◆ THE TASK
Write out, without any alteration, every line from the beginning of the entries up to and including the line that contains "55, 76, 66]".

* * * * *

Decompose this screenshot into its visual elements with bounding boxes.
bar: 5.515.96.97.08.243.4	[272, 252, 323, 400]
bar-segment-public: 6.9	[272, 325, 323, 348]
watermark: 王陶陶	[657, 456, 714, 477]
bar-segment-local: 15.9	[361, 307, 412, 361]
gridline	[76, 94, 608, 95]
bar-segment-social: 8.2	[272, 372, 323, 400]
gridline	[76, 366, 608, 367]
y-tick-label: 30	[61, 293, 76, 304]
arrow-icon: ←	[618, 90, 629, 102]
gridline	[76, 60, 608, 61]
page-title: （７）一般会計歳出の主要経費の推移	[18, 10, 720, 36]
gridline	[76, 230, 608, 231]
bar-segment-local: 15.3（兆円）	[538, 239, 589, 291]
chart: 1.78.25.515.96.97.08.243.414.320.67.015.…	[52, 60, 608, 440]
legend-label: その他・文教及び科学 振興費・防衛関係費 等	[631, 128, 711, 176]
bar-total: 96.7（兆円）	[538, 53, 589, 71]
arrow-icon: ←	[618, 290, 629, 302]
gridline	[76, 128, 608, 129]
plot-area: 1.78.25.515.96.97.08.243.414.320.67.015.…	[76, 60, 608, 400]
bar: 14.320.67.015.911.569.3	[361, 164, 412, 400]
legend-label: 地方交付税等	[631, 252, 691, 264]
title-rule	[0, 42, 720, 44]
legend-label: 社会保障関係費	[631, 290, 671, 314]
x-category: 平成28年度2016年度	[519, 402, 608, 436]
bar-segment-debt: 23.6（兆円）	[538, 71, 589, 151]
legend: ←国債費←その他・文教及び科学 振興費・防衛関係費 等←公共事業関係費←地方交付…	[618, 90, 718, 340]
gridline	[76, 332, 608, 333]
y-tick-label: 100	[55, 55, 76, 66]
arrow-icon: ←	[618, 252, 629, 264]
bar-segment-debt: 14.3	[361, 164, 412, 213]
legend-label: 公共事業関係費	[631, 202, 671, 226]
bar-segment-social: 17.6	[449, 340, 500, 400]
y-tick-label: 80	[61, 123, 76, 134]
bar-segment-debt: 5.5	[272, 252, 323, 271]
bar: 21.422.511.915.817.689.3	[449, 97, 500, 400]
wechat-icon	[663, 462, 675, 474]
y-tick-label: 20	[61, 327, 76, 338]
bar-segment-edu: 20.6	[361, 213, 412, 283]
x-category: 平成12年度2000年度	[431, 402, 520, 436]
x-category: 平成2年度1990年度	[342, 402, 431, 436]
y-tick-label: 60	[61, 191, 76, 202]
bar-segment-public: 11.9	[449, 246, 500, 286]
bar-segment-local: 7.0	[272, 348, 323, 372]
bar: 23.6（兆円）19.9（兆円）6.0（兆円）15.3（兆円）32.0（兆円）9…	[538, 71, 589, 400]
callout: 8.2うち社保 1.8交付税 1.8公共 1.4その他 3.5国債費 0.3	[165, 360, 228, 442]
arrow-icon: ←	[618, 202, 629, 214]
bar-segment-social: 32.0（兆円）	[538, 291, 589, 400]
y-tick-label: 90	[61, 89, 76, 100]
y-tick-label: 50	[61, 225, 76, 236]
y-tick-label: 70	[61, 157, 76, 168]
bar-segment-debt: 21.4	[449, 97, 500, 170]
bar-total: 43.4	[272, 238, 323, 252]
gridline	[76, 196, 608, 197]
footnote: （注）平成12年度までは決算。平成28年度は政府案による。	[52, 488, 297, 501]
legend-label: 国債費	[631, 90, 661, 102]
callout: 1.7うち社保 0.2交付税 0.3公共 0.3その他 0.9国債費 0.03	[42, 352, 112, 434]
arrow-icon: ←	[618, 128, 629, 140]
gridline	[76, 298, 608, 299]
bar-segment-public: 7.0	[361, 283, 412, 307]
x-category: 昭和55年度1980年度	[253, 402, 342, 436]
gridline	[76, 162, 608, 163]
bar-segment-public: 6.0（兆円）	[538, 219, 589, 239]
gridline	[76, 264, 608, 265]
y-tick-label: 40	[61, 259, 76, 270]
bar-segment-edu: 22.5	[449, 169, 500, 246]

* * * * *

◆ WORKED ANSWER
Decompose this screenshot into its visual elements with bounding boxes.
bar: 5.515.96.97.08.243.4	[272, 252, 323, 400]
bar-segment-public: 6.9	[272, 325, 323, 348]
watermark: 王陶陶	[657, 456, 714, 477]
bar-segment-local: 15.9	[361, 307, 412, 361]
gridline	[76, 94, 608, 95]
bar-segment-social: 8.2	[272, 372, 323, 400]
gridline	[76, 366, 608, 367]
y-tick-label: 30	[61, 293, 76, 304]
arrow-icon: ←	[618, 90, 629, 102]
gridline	[76, 60, 608, 61]
page-title: （７）一般会計歳出の主要経費の推移	[18, 10, 720, 36]
gridline	[76, 230, 608, 231]
bar-segment-local: 15.3（兆円）	[538, 239, 589, 291]
chart: 1.78.25.515.96.97.08.243.414.320.67.015.…	[52, 60, 608, 440]
legend-label: その他・文教及び科学 振興費・防衛関係費 等	[631, 128, 711, 176]
bar-total: 96.7（兆円）	[538, 53, 589, 71]
arrow-icon: ←	[618, 290, 629, 302]
gridline	[76, 128, 608, 129]
plot-area: 1.78.25.515.96.97.08.243.414.320.67.015.…	[76, 60, 608, 400]
bar: 14.320.67.015.911.569.3	[361, 164, 412, 400]
legend-label: 地方交付税等	[631, 252, 691, 264]
title-rule	[0, 42, 720, 44]
legend-label: 社会保障関係費	[631, 290, 671, 314]
x-category: 平成28年度2016年度	[519, 402, 608, 436]
bar-segment-debt: 23.6（兆円）	[538, 71, 589, 151]
legend: ←国債費←その他・文教及び科学 振興費・防衛関係費 等←公共事業関係費←地方交付…	[618, 90, 718, 340]
gridline	[76, 332, 608, 333]
y-tick-label: 100	[55, 55, 76, 66]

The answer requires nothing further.